What you will do: List the lines of this listing that hold the word "Friedhofskapelle".

Extracted records:
##############################
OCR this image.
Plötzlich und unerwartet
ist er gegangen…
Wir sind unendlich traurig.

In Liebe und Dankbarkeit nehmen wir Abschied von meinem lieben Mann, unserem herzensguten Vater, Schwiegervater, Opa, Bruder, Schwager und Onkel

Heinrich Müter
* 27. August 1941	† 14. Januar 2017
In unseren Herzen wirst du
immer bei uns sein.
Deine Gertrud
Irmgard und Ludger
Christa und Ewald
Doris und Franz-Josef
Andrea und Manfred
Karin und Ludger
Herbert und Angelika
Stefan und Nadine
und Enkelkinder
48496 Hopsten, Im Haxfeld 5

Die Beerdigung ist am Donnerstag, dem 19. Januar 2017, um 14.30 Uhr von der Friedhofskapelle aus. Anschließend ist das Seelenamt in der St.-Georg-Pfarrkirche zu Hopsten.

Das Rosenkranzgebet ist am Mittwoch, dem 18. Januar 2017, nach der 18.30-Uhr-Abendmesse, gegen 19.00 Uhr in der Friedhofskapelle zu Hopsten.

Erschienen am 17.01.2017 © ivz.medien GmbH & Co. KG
##############################
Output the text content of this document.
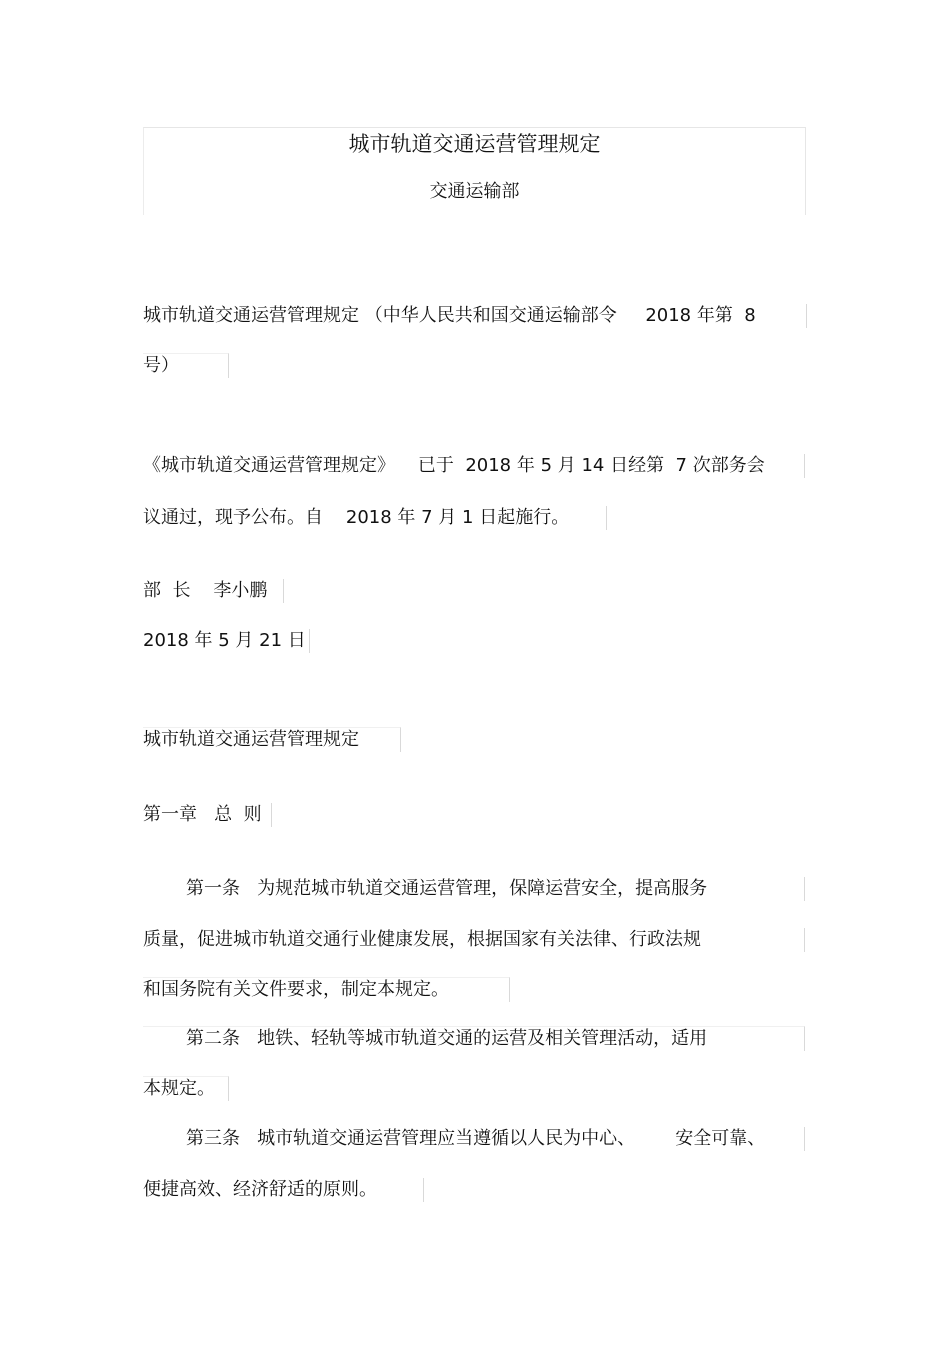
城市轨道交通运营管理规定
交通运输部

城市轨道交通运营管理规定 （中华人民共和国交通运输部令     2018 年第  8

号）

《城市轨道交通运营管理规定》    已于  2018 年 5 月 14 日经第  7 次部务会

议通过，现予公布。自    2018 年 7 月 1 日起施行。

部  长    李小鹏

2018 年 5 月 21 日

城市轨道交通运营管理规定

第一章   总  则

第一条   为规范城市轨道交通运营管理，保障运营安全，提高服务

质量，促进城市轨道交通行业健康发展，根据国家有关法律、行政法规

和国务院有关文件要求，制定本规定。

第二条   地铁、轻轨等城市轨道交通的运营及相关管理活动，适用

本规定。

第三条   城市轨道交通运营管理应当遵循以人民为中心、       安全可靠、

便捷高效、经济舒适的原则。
##############################
Task result:
Die Beerdigung ist am Donnerstag, dem 19. Januar 2017, um 14.30 Uhr von der Friedhofskapelle aus. Anschließend ist das Seelenamt in der St.-Georg-Pfarrkirche zu Hopsten.
Das Rosenkranzgebet ist am Mittwoch, dem 18. Januar 2017, nach der 18.30-Uhr-Abendmesse, gegen 19.00 Uhr in der Friedhofskapelle zu Hopsten.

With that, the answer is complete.